§ Aim:
Set down every entry word for word. Omit the pictures.

Stored records:
☆ ☆ ☆

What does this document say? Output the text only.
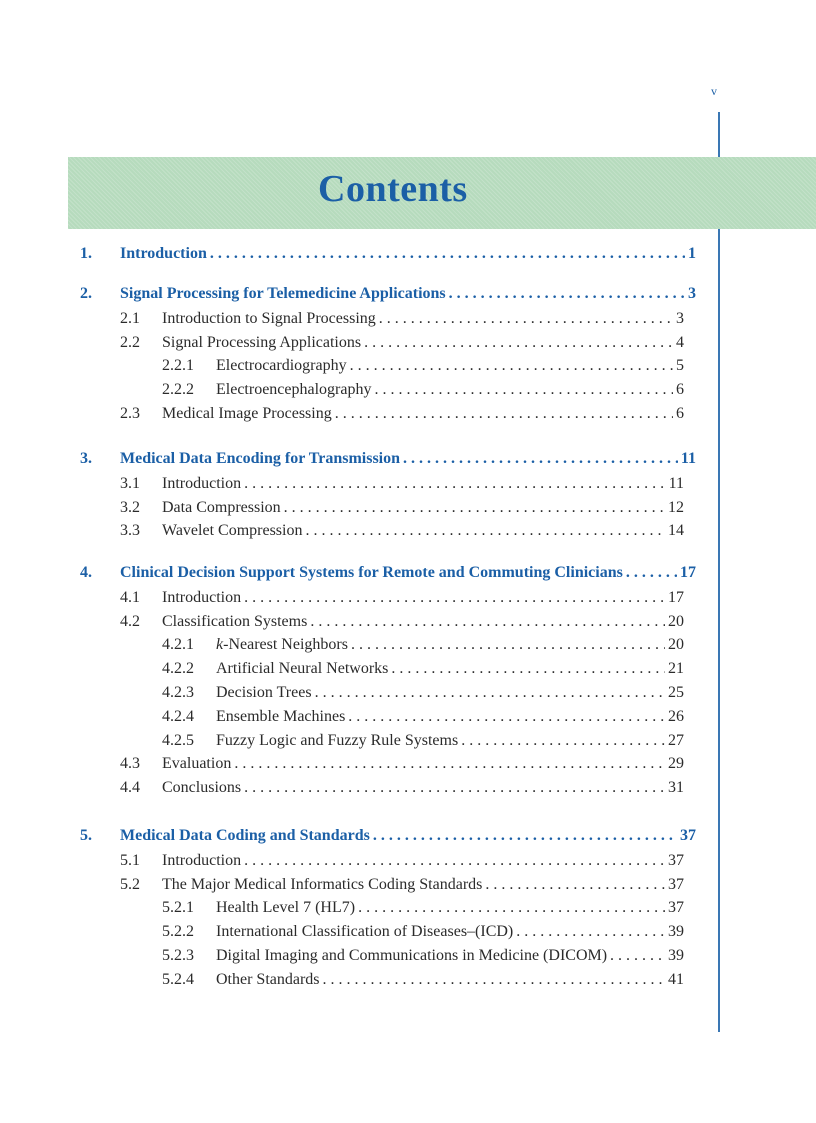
v
Contents
1. Introduction . . .	1
2. Signal Processing for Telemedicine Applications . . .	3
2.1	Introduction to Signal Processing . . .	3
2.2	Signal Processing Applications . . .	4
2.2.1	Electrocardiography . . .	5
2.2.2	Electroencephalography . . .	6
2.3	Medical Image Processing . . .	6
3. Medical Data Encoding for Transmission . . .	11
3.1	Introduction . . .	11
3.2	Data Compression . . .	12
3.3	Wavelet Compression . . .	14
4. Clinical Decision Support Systems for Remote and Commuting Clinicians . . .	17
4.1	Introduction . . .	17
4.2	Classification Systems . . .	20
4.2.1	k-Nearest Neighbors . . .	20
4.2.2	Artificial Neural Networks . . .	21
4.2.3	Decision Trees . . .	25
4.2.4	Ensemble Machines . . .	26
4.2.5	Fuzzy Logic and Fuzzy Rule Systems . . .	27
4.3	Evaluation . . .	29
4.4	Conclusions . . .	31
5. Medical Data Coding and Standards . . .	37
5.1	Introduction . . .	37
5.2	The Major Medical Informatics Coding Standards . . .	37
5.2.1	Health Level 7 (HL7) . . .	37
5.2.2	International Classification of Diseases–(ICD) . . .	39
5.2.3	Digital Imaging and Communications in Medicine (DICOM) . . .	39
5.2.4	Other Standards . . .	41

☆ ☆ ☆

§ Task output:
What does this document say? Output the text only.
v
Contents
1. Introduction . . .	1
2. Signal Processing for Telemedicine Applications . . .	3
2.1	Introduction to Signal Processing . . .	3
2.2	Signal Processing Applications . . .	4
2.2.1	Electrocardiography . . .	5
2.2.2	Electroencephalography . . .	6
2.3	Medical Image Processing . . .	6
3. Medical Data Encoding for Transmission . . .	11
3.1	Introduction . . .	11
3.2	Data Compression . . .	12
3.3	Wavelet Compression . . .	14
4. Clinical Decision Support Systems for Remote and Commuting Clinicians . . .	17
4.1	Introduction . . .	17
4.2	Classification Systems . . .	20
4.2.1	k-Nearest Neighbors . . .	20
4.2.2	Artificial Neural Networks . . .	21
4.2.3	Decision Trees . . .	25
4.2.4	Ensemble Machines . . .	26
4.2.5	Fuzzy Logic and Fuzzy Rule Systems . . .	27
4.3	Evaluation . . .	29
4.4	Conclusions . . .	31
5. Medical Data Coding and Standards . . .	37
5.1	Introduction . . .	37
5.2	The Major Medical Informatics Coding Standards . . .	37
5.2.1	Health Level 7 (HL7) . . .	37
5.2.2	International Classification of Diseases–(ICD) . . .	39
5.2.3	Digital Imaging and Communications in Medicine (DICOM) . . .	39
5.2.4	Other Standards . . .	41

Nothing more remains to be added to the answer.